■ Set task ■
Look through the material below for "caption". Copy every line that contains it.

━━━━━━━━━━━━━━━━

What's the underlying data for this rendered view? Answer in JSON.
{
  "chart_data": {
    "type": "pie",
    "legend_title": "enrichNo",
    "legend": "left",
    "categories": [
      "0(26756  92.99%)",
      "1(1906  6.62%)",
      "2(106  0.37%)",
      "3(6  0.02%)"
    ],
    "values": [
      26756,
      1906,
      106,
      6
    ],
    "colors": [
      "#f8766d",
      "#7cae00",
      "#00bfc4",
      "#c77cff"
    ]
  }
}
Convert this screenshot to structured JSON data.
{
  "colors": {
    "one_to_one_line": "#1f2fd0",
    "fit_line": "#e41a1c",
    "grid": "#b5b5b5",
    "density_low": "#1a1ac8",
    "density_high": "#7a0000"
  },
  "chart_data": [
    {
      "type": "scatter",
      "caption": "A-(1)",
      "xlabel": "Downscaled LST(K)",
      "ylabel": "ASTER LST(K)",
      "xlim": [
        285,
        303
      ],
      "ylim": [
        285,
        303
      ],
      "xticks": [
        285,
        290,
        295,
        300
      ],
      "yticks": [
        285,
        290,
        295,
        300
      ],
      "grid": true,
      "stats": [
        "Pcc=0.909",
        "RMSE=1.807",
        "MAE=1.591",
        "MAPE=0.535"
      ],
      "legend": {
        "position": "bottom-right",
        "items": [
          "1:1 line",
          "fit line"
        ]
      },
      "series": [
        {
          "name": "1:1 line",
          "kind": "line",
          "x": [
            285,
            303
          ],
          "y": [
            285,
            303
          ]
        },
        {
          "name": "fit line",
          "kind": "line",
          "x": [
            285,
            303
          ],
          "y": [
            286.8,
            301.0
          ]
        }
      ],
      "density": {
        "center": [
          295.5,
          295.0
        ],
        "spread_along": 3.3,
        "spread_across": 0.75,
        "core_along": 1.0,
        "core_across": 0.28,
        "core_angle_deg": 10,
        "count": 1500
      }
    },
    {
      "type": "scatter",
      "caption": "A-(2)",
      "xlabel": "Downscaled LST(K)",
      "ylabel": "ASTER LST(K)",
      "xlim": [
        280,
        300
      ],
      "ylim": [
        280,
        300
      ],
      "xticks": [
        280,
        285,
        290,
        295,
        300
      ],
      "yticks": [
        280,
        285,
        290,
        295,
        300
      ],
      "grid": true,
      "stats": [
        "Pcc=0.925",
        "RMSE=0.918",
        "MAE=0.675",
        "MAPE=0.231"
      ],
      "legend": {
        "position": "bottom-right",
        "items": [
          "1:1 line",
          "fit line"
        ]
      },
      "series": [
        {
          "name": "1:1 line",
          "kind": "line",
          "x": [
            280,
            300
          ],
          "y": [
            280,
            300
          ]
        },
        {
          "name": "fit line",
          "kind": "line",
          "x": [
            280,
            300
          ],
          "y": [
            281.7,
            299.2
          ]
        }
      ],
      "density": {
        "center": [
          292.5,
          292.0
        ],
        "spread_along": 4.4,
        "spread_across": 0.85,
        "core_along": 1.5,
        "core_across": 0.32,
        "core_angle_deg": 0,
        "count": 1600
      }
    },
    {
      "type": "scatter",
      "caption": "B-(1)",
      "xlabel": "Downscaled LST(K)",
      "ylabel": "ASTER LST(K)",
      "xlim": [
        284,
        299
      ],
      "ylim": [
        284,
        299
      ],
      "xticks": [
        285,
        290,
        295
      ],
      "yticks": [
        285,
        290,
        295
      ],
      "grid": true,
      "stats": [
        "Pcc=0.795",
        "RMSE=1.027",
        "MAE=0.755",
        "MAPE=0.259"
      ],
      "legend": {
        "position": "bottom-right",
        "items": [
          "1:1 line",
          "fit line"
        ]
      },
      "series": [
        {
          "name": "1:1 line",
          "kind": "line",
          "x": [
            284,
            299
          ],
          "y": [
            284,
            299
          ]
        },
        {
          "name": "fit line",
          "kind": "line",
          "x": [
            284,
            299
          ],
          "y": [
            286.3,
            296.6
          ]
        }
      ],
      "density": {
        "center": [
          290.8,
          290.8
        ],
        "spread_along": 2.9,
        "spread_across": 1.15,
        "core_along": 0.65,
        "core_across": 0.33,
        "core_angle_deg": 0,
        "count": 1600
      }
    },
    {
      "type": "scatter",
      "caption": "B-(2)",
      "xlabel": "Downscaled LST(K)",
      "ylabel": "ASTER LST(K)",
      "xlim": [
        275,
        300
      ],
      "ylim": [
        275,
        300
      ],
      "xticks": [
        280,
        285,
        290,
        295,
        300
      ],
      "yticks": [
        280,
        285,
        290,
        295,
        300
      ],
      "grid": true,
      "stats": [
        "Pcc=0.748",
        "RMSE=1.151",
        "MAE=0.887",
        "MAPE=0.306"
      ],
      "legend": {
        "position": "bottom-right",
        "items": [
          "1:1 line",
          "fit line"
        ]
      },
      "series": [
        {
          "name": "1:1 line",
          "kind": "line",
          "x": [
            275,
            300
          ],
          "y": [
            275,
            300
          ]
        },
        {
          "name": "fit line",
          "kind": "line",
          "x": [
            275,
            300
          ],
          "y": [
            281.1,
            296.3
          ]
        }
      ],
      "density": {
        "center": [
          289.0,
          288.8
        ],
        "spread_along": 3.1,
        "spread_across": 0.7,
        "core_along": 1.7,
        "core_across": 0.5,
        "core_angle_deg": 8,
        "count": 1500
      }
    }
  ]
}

━━━━━━━━━━━━━━━━

■ The completed task ■
      "caption": "A-(1)",
      "caption": "A-(2)",
      "caption": "B-(1)",
      "caption": "B-(2)",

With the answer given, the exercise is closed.